(Dataset entries)
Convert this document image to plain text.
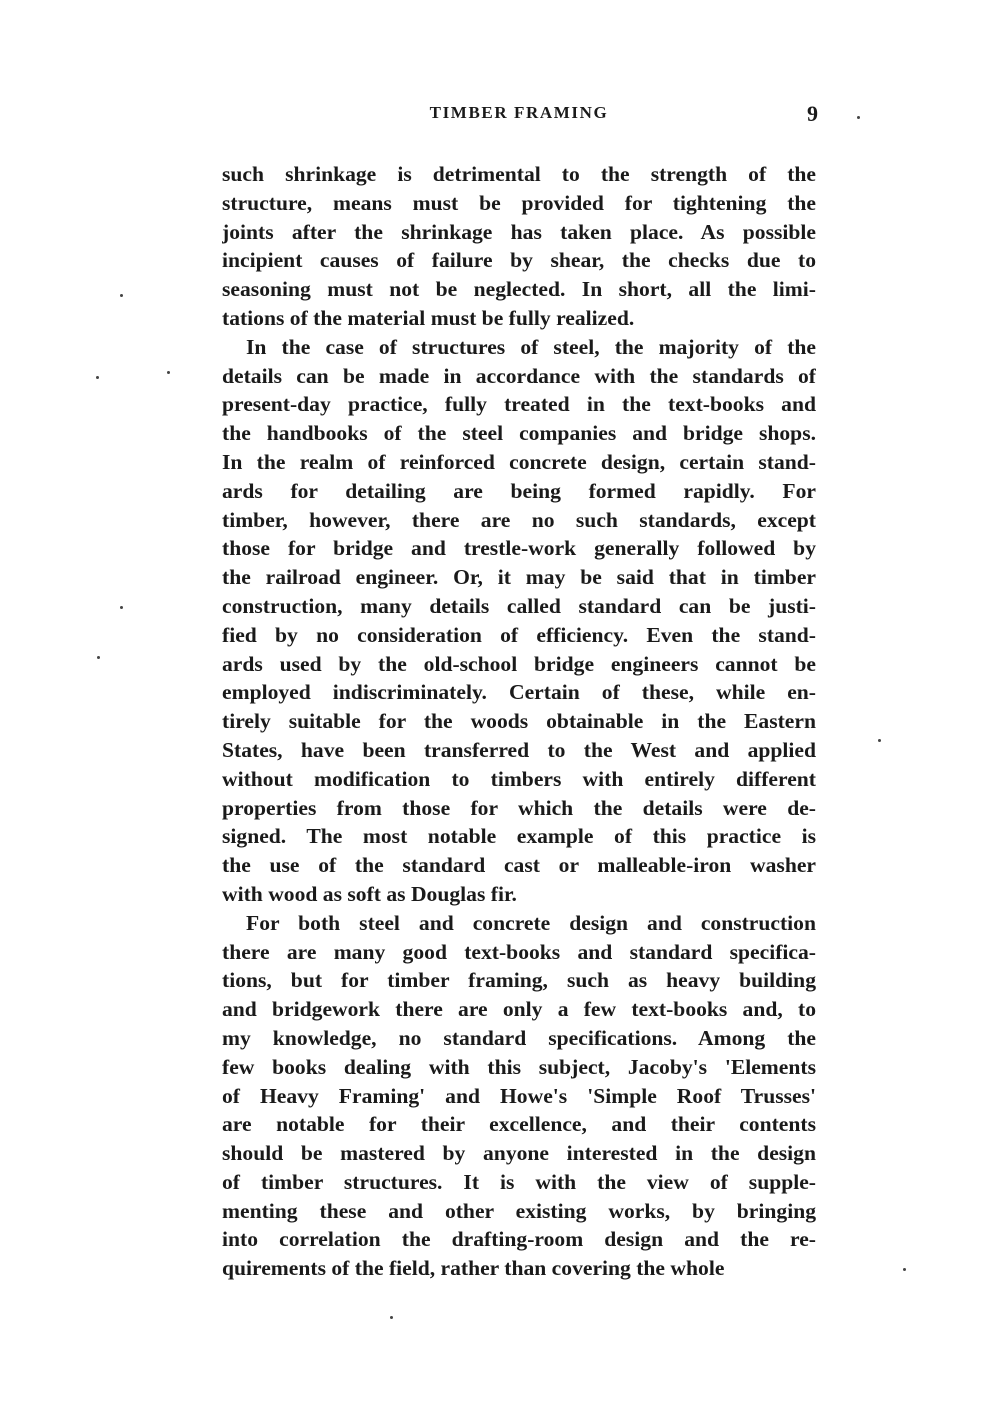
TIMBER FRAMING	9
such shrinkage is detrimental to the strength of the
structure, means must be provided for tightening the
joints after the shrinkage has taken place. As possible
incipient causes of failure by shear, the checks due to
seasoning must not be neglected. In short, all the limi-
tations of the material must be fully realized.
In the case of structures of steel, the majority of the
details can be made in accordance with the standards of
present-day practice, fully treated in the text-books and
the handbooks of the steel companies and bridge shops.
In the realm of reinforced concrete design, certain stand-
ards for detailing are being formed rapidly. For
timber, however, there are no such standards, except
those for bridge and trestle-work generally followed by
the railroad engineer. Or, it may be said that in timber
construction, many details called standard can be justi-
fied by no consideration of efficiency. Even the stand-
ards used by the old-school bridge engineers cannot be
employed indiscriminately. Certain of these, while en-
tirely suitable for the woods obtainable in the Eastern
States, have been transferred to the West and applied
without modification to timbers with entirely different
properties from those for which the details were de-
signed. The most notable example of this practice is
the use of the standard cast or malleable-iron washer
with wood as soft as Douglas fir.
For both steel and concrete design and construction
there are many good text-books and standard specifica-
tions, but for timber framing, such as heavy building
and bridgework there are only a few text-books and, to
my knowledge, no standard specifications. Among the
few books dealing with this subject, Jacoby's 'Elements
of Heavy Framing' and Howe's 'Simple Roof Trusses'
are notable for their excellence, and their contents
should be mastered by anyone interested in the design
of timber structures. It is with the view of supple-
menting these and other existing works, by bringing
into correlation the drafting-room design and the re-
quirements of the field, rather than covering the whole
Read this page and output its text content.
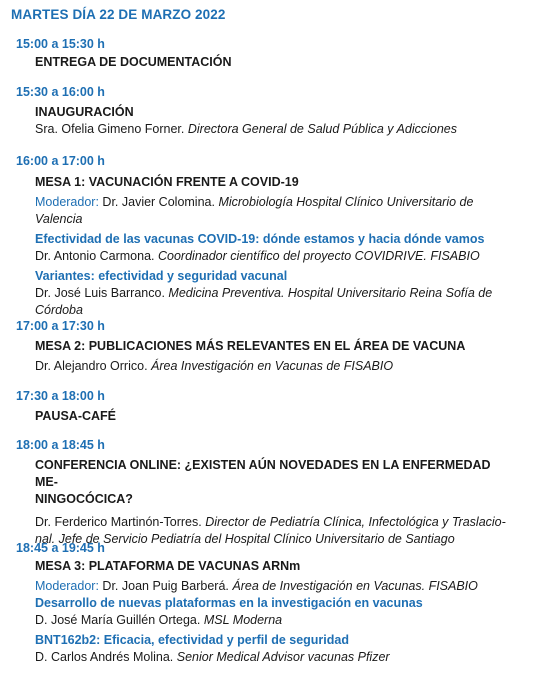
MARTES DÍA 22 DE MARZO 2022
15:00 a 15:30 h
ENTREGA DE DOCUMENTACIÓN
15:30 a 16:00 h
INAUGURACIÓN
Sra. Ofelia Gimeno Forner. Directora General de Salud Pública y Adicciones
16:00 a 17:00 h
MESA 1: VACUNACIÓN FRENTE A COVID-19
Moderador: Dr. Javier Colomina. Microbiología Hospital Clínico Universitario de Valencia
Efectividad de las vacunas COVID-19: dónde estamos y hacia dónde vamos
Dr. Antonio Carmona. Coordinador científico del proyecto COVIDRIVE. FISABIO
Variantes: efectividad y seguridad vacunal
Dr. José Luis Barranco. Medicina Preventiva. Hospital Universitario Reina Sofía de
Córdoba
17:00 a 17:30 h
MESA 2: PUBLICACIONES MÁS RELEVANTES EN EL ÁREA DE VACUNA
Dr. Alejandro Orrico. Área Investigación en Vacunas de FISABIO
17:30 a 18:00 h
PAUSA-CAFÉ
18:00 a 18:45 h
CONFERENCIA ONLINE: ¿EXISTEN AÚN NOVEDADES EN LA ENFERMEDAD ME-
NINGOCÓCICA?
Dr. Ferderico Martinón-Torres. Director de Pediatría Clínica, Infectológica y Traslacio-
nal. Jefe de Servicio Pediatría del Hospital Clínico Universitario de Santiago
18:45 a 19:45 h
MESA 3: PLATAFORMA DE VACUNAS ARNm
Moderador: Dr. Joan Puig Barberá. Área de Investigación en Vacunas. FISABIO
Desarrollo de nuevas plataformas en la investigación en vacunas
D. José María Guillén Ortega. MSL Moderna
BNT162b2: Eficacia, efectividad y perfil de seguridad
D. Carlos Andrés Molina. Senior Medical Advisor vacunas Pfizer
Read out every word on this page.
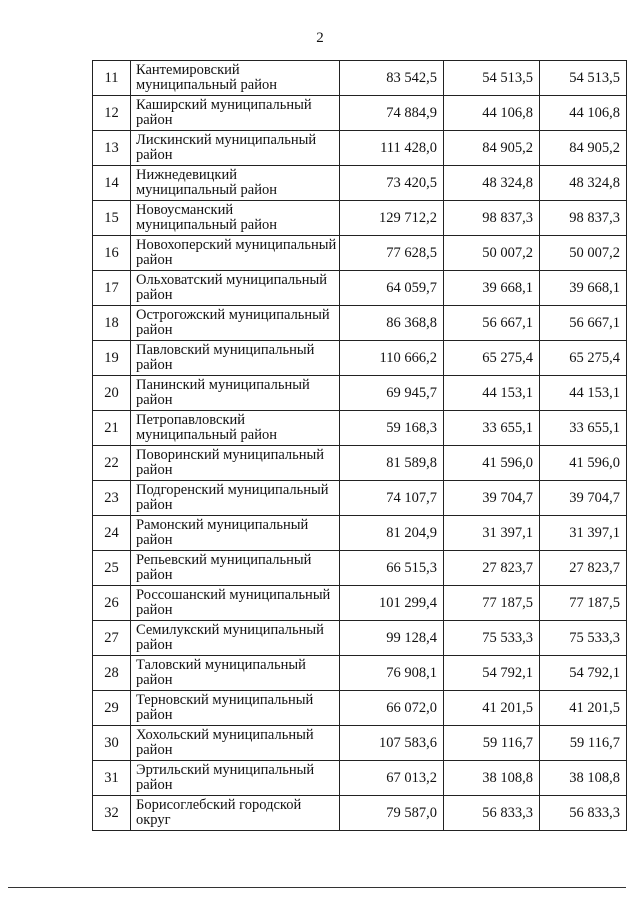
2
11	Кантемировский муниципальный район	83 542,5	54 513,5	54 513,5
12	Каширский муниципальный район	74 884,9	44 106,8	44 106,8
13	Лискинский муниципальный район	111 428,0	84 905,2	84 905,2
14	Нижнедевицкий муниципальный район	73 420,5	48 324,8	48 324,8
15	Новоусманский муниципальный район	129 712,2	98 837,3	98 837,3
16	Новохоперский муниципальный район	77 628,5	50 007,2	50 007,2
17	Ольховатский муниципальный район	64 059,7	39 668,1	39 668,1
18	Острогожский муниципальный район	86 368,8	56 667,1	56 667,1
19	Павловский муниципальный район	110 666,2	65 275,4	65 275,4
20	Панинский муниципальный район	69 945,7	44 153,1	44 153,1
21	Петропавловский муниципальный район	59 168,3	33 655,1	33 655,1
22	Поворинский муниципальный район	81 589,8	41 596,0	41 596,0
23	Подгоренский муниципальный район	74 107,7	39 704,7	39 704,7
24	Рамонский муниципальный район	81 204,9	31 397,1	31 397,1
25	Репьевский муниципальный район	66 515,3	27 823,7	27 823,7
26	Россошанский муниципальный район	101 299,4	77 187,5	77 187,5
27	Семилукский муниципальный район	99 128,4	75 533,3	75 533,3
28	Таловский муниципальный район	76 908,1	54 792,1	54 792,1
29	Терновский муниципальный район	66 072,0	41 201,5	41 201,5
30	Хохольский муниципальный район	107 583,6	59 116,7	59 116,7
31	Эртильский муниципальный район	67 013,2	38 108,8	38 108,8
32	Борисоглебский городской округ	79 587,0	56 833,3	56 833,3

Job >> Copy the material above exactly and drop the pictures.

Exercise result >>
Convert this document image to plain text.
TIMBER FRAMING	9
such shrinkage is detrimental to the strength of the
structure, means must be provided for tightening the
joints after the shrinkage has taken place. As possible
incipient causes of failure by shear, the checks due to
seasoning must not be neglected. In short, all the limi-
tations of the material must be fully realized.
In the case of structures of steel, the majority of the
details can be made in accordance with the standards of
present-day practice, fully treated in the text-books and
the handbooks of the steel companies and bridge shops.
In the realm of reinforced concrete design, certain stand-
ards for detailing are being formed rapidly. For
timber, however, there are no such standards, except
those for bridge and trestle-work generally followed by
the railroad engineer. Or, it may be said that in timber
construction, many details called standard can be justi-
fied by no consideration of efficiency. Even the stand-
ards used by the old-school bridge engineers cannot be
employed indiscriminately. Certain of these, while en-
tirely suitable for the woods obtainable in the Eastern
States, have been transferred to the West and applied
without modification to timbers with entirely different
properties from those for which the details were de-
signed. The most notable example of this practice is
the use of the standard cast or malleable-iron washer
with wood as soft as Douglas fir.
For both steel and concrete design and construction
there are many good text-books and standard specifica-
tions, but for timber framing, such as heavy building
and bridgework there are only a few text-books and, to
my knowledge, no standard specifications. Among the
few books dealing with this subject, Jacoby's 'Elements
of Heavy Framing' and Howe's 'Simple Roof Trusses'
are notable for their excellence, and their contents
should be mastered by anyone interested in the design
of timber structures. It is with the view of supple-
menting these and other existing works, by bringing
into correlation the drafting-room design and the re-
quirements of the field, rather than covering the whole
Read this page and output its text content.
MARTES DÍA 22 DE MARZO 2022
15:00 a 15:30 h
ENTREGA DE DOCUMENTACIÓN
15:30 a 16:00 h
INAUGURACIÓN
Sra. Ofelia Gimeno Forner. Directora General de Salud Pública y Adicciones
16:00 a 17:00 h
MESA 1: VACUNACIÓN FRENTE A COVID-19
Moderador: Dr. Javier Colomina. Microbiología Hospital Clínico Universitario de Valencia
Efectividad de las vacunas COVID-19: dónde estamos y hacia dónde vamos
Dr. Antonio Carmona. Coordinador científico del proyecto COVIDRIVE. FISABIO
Variantes: efectividad y seguridad vacunal
Dr. José Luis Barranco. Medicina Preventiva. Hospital Universitario Reina Sofía de
Córdoba
17:00 a 17:30 h
MESA 2: PUBLICACIONES MÁS RELEVANTES EN EL ÁREA DE VACUNA
Dr. Alejandro Orrico. Área Investigación en Vacunas de FISABIO
17:30 a 18:00 h
PAUSA-CAFÉ
18:00 a 18:45 h
CONFERENCIA ONLINE: ¿EXISTEN AÚN NOVEDADES EN LA ENFERMEDAD ME-
NINGOCÓCICA?
Dr. Ferderico Martinón-Torres. Director de Pediatría Clínica, Infectológica y Traslacio-
nal. Jefe de Servicio Pediatría del Hospital Clínico Universitario de Santiago
18:45 a 19:45 h
MESA 3: PLATAFORMA DE VACUNAS ARNm
Moderador: Dr. Joan Puig Barberá. Área de Investigación en Vacunas. FISABIO
Desarrollo de nuevas plataformas en la investigación en vacunas
D. José María Guillén Ortega. MSL Moderna
BNT162b2: Eficacia, efectividad y perfil de seguridad
D. Carlos Andrés Molina. Senior Medical Advisor vacunas Pfizer
Read out every word on this page.
2
11	Кантемировский муниципальный район	83 542,5	54 513,5	54 513,5
12	Каширский муниципальный район	74 884,9	44 106,8	44 106,8
13	Лискинский муниципальный район	111 428,0	84 905,2	84 905,2
14	Нижнедевицкий муниципальный район	73 420,5	48 324,8	48 324,8
15	Новоусманский муниципальный район	129 712,2	98 837,3	98 837,3
16	Новохоперский муниципальный район	77 628,5	50 007,2	50 007,2
17	Ольховатский муниципальный район	64 059,7	39 668,1	39 668,1
18	Острогожский муниципальный район	86 368,8	56 667,1	56 667,1
19	Павловский муниципальный район	110 666,2	65 275,4	65 275,4
20	Панинский муниципальный район	69 945,7	44 153,1	44 153,1
21	Петропавловский муниципальный район	59 168,3	33 655,1	33 655,1
22	Поворинский муниципальный район	81 589,8	41 596,0	41 596,0
23	Подгоренский муниципальный район	74 107,7	39 704,7	39 704,7
24	Рамонский муниципальный район	81 204,9	31 397,1	31 397,1
25	Репьевский муниципальный район	66 515,3	27 823,7	27 823,7
26	Россошанский муниципальный район	101 299,4	77 187,5	77 187,5
27	Семилукский муниципальный район	99 128,4	75 533,3	75 533,3
28	Таловский муниципальный район	76 908,1	54 792,1	54 792,1
29	Терновский муниципальный район	66 072,0	41 201,5	41 201,5
30	Хохольский муниципальный район	107 583,6	59 116,7	59 116,7
31	Эртильский муниципальный район	67 013,2	38 108,8	38 108,8
32	Борисоглебский городской округ	79 587,0	56 833,3	56 833,3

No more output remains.